**The request**
Please give the listing again in its entirety, exactly as written.

**Data supplied**

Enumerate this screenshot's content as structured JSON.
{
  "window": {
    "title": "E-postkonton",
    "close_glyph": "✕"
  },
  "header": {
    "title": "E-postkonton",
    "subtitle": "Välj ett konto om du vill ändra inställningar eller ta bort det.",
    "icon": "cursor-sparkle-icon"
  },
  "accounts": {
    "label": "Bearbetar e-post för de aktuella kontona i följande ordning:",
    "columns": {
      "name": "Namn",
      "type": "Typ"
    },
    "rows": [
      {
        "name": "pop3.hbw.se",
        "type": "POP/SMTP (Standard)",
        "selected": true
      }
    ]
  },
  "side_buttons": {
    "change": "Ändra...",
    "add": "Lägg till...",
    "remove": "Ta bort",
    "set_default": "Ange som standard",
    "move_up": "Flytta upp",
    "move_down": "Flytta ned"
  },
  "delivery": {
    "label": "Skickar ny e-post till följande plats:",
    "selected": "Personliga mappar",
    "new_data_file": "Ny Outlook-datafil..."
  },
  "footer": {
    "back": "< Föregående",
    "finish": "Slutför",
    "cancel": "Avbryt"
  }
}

**Task result**
Enumerate this screenshot's content as structured JSON.
{
  "window": {
    "title": "E-postkonton",
    "close_glyph": "✕"
  },
  "header": {
    "title": "E-postkonton",
    "subtitle": "Välj ett konto om du vill ändra inställningar eller ta bort det.",
    "icon": "cursor-sparkle-icon"
  },
  "accounts": {
    "label": "Bearbetar e-post för de aktuella kontona i följande ordning:",
    "columns": {
      "name": "Namn",
      "type": "Typ"
    },
    "rows": [
      {
        "name": "pop3.hbw.se",
        "type": "POP/SMTP (Standard)",
        "selected": true
      }
    ]
  },
  "side_buttons": {
    "change": "Ändra...",
    "add": "Lägg till...",
    "remove": "Ta bort",
    "set_default": "Ange som standard",
    "move_up": "Flytta upp",
    "move_down": "Flytta ned"
  },
  "delivery": {
    "label": "Skickar ny e-post till följande plats:",
    "selected": "Personliga mappar",
    "new_data_file": "Ny Outlook-datafil..."
  },
  "footer": {
    "back": "< Föregående",
    "finish": "Slutför",
    "cancel": "Avbryt"
  }
}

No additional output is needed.